— Start Input —

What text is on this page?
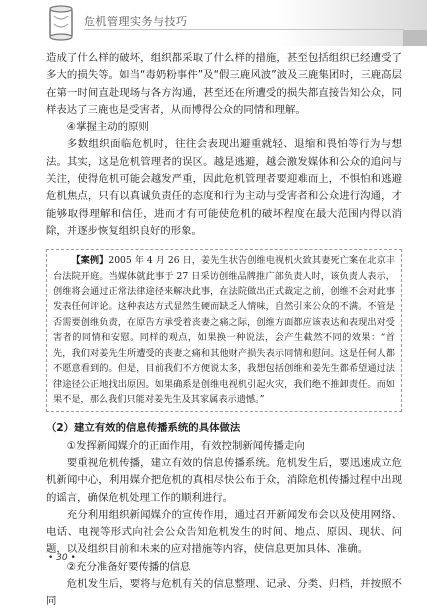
危机管理实务与技巧

造成了什么样的破坏，组织都采取了什么样的措施，甚至包括组织已经遭受了多大的损失等。如当“毒奶粉事件”及“假三鹿风波”波及三鹿集团时，三鹿高层在第一时间直赴现场与各方沟通，甚至还在所遭受的损失都直接告知公众，同样表达了三鹿也是受害者，从而博得公众的同情和理解。

④掌握主动的原则

多数组织面临危机时，往往会表现出避重就轻、退缩和畏怕等行为与想法。其实，这是危机管理者的误区。越是逃避，越会激发媒体和公众的追问与关注，使得危机可能会越发严重，因此危机管理者要迎难而上，不惧怕和逃避危机焦点，只有以真诚负责任的态度和行为主动与受害者和公众进行沟通，才能够取得理解和信任，进而才有可能使危机的破坏程度在最大范围内得以消除，并逐步恢复组织良好的形象。

【案例】2005 年 4 月 26 日，姜先生状告创维电视机火致其妻死亡案在北京丰台法院开庭。当媒体就此事于 27 日采访创维品牌推广部负责人时，该负责人表示，创维将会通过正常法律途径来解决此事，在法院做出正式裁定之前，创维不会对此事发表任何评论。这种表达方式显然生硬而缺乏人情味，自然引来公众的不满。不管是否需要创维负责，在原告方承受着丧妻之痛之际，创维方面都应该表达和表现出对受害者的同情和安慰。同样的观点，如果换一种说法，会产生截然不同的效果：“首先，我们对姜先生所遭受的丧妻之痛和其他财产损失表示同情和慰问。这是任何人都不愿意看到的。但是，目前我们不方便说太多，我想包括创维和姜先生都希望通过法律途径公正地找出原因。如果确系是创维电视机引起火灾，我们绝不推卸责任。而如果不是，那么我们只能对姜先生及其家属表示遗憾。”

（2）建立有效的信息传播系统的具体做法

①发挥新闻媒介的正面作用，有效控制新闻传播走向

要重视危机传播，建立有效的信息传播系统。危机发生后，要迅速成立危机新闻中心，利用媒介把危机的真相尽快公布于众，消除危机传播过程中出现的谣言，确保危机处理工作的顺利进行。

充分利用组织新闻媒介的宣传作用，通过召开新闻发布会以及使用网络、电话、电视等形式向社会公众告知危机发生的时间、地点、原因、现状、问题，以及组织目前和未来的应对措施等内容，使信息更加具体、准确。

②充分准备好要传播的信息

危机发生后，要将与危机有关的信息整理、记录、分类、归档，并按照不同

• 30 •
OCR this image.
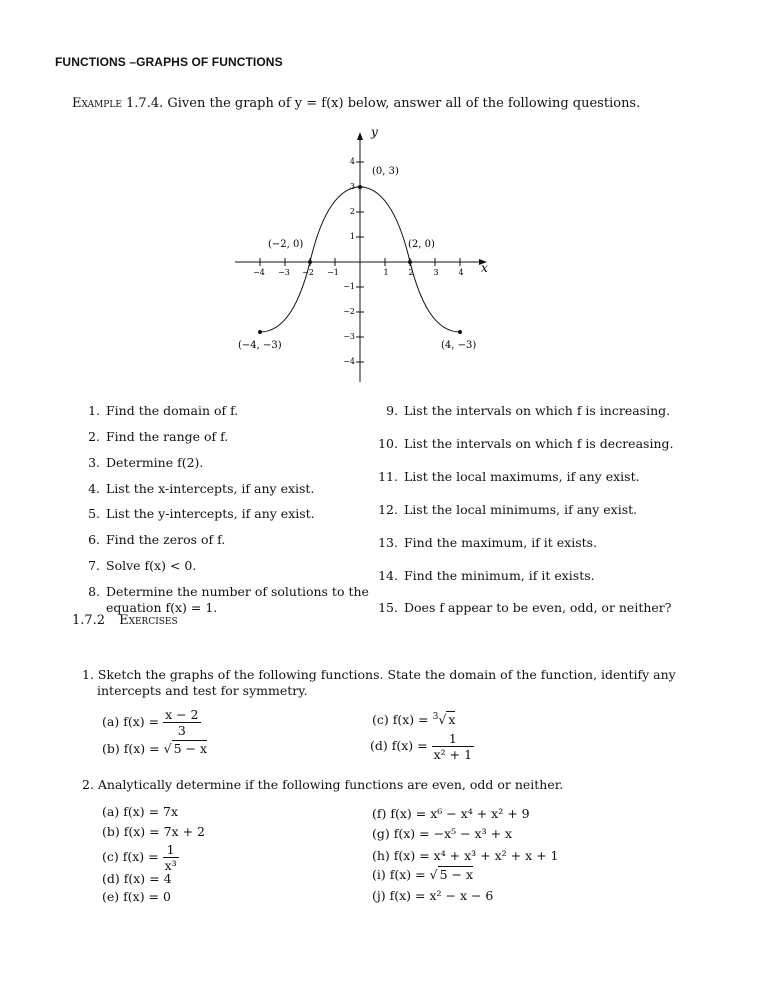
FUNCTIONS –GRAPHS OF FUNCTIONS
Example 1.7.4. Given the graph of y = f(x) below, answer all of the following questions.
y
x
−4 −3 −2 −1	1 2 3 4
4
3
2
1
−1
−2
−3
−4
(0, 3)
(−2, 0)	(2, 0)
(−4, −3)	(4, −3)
1. Find the domain of f.
2. Find the range of f.
3. Determine f(2).
4. List the x-intercepts, if any exist.
5. List the y-intercepts, if any exist.
6. Find the zeros of f.
7. Solve f(x) < 0.
8. Determine the number of solutions to the
equation f(x) = 1.
9. List the intervals on which f is increasing.
10. List the intervals on which f is decreasing.
11. List the local maximums, if any exist.
12. List the local minimums, if any exist.
13. Find the maximum, if it exists.
14. Find the minimum, if it exists.
15. Does f appear to be even, odd, or neither?
1.7.2 Exercises
1. Sketch the graphs of the following functions. State the domain of the function, identify any
intercepts and test for symmetry.
(a) $f(x) = \frac{x - 2}{3}$
(b) f(x) = √ 5 − x
(c) f(x) = $^3$√ x
(d) $f(x) = \frac{1}{\text{x² + 1}}$
2. Analytically determine if the following functions are even, odd or neither.
(a) f(x) = 7x
(b) f(x) = 7x + 2
(c) $f(x) = \frac{1}{\text{x³}}$
(d) f(x) = 4
(e) f(x) = 0
(f) f(x) = x⁶ − x⁴ + x² + 9
(g) f(x) = −x⁵ − x³ + x
(h) f(x) = x⁴ + x³ + x² + x + 1
(i) f(x) = √ 5 − x
(j) f(x) = x² − x − 6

— End Input —

• Written task:
Sift through the entries and copy every line with "exists".

• Result of the exercise:
13. Find the maximum, if it exists.
14. Find the minimum, if it exists.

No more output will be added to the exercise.